> [DATA ROWS]:
_ _ _
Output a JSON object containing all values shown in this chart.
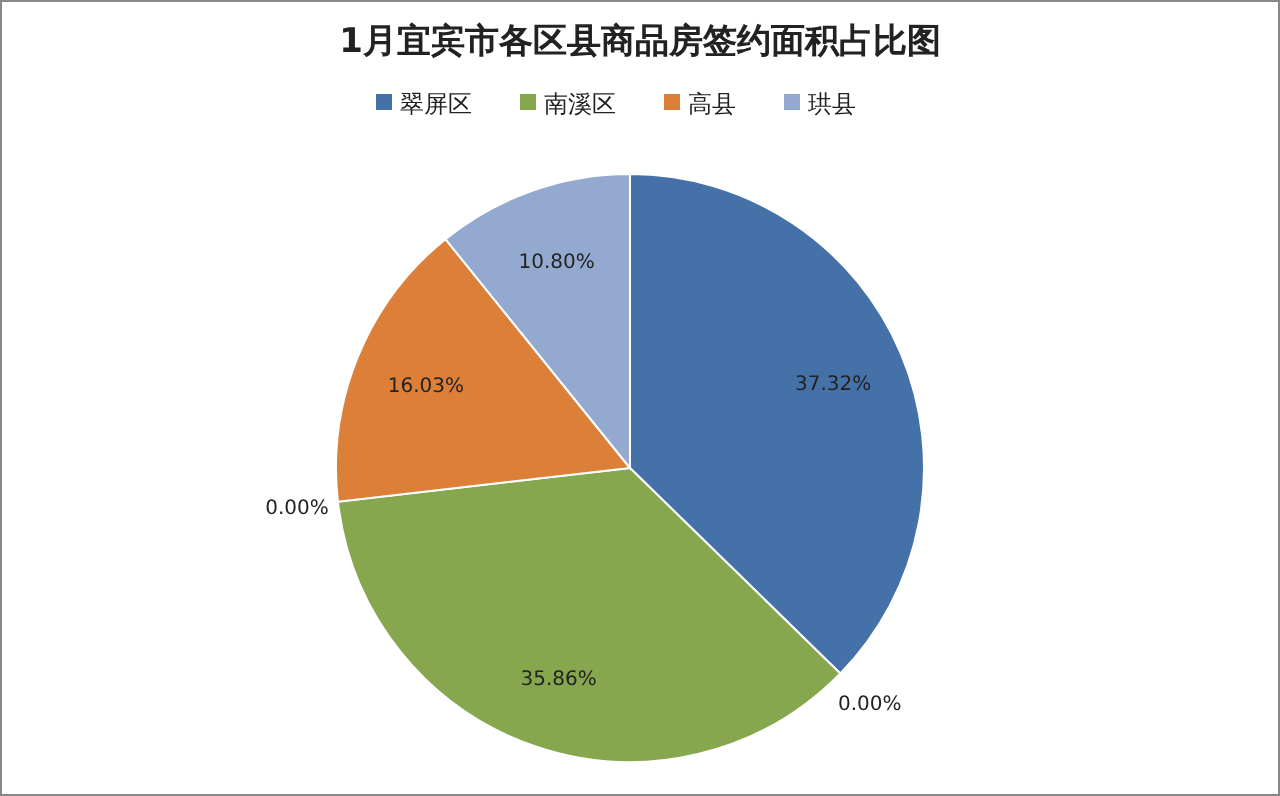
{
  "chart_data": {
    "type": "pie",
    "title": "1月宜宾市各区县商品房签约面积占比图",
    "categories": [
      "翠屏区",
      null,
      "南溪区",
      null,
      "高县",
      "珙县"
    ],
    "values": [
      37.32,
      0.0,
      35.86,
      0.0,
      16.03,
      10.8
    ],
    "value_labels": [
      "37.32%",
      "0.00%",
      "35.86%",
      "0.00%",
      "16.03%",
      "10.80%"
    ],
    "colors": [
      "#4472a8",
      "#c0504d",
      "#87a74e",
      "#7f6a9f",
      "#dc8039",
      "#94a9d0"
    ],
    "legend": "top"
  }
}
_ _ _
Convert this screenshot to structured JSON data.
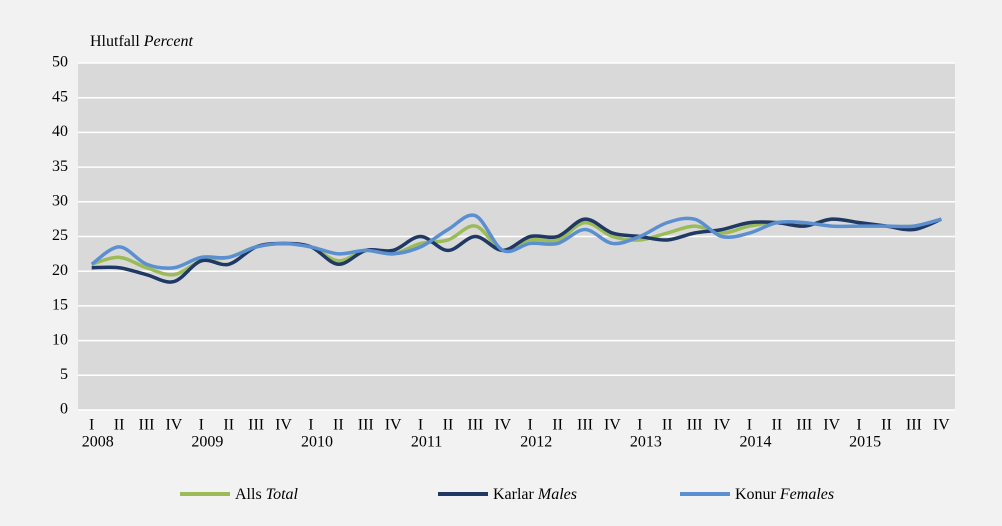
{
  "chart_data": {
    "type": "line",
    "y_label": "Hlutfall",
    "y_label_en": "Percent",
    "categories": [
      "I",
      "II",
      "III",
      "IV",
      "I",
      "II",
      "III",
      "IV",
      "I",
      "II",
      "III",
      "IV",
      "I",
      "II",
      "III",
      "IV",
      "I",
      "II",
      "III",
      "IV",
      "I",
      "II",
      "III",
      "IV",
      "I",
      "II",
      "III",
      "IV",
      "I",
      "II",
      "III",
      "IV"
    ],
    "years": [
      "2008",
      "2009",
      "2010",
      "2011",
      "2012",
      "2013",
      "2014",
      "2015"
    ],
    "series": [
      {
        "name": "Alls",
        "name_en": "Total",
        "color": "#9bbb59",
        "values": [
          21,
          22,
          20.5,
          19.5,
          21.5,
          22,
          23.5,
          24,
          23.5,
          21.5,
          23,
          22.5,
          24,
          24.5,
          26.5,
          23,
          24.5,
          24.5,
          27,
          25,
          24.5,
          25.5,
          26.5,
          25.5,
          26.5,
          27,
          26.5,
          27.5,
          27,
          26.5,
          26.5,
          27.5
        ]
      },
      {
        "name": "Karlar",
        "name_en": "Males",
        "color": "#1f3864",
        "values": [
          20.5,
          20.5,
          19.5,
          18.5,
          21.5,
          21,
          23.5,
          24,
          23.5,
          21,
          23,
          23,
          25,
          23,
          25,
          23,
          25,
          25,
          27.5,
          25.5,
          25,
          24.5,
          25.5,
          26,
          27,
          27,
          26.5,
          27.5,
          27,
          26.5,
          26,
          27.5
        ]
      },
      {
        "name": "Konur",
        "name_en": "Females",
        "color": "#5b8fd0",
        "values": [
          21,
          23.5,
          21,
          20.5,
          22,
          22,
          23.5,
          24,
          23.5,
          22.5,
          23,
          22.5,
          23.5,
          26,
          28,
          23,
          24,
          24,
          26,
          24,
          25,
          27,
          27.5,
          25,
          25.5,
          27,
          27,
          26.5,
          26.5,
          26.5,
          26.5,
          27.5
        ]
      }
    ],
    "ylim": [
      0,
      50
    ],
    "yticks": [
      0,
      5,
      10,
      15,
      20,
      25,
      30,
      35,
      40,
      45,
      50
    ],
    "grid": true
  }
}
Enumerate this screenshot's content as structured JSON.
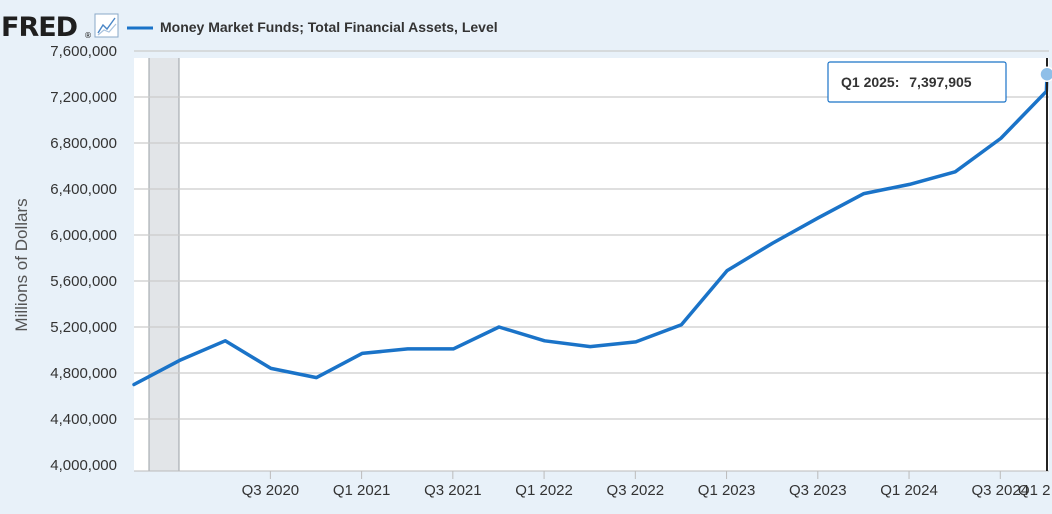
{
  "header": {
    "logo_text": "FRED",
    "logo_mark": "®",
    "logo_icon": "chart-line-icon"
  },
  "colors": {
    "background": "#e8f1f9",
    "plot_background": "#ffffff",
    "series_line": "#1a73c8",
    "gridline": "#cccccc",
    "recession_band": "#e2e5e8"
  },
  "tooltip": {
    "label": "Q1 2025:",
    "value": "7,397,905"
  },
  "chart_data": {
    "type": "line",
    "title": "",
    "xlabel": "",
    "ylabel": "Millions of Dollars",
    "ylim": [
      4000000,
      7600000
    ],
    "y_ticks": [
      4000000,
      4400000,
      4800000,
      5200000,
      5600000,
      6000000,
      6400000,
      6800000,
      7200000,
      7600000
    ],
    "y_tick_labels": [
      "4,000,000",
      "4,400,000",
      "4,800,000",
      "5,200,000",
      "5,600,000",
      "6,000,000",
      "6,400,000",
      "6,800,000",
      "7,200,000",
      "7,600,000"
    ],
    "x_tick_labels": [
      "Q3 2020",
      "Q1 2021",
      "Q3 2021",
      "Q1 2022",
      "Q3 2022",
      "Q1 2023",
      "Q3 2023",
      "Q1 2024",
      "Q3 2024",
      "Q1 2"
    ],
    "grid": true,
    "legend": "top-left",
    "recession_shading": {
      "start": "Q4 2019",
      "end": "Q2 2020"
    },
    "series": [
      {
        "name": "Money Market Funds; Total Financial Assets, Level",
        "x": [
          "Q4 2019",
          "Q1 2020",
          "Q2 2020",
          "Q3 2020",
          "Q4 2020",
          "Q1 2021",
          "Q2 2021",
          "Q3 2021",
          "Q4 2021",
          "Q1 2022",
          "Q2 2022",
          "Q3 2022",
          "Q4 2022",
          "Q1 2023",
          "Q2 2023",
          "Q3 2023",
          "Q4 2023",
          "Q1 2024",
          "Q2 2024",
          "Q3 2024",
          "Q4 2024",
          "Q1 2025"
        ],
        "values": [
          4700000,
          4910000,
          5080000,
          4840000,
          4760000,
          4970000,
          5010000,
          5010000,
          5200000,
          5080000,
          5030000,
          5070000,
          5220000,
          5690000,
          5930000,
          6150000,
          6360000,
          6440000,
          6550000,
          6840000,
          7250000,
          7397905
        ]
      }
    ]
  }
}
_ _ _
> [WHAT NEEDS TO BE DONE]: Across the records, count the lines holding the string "screenshot". Give the number and stop.

> [COMPLETE OUTPUT]: 2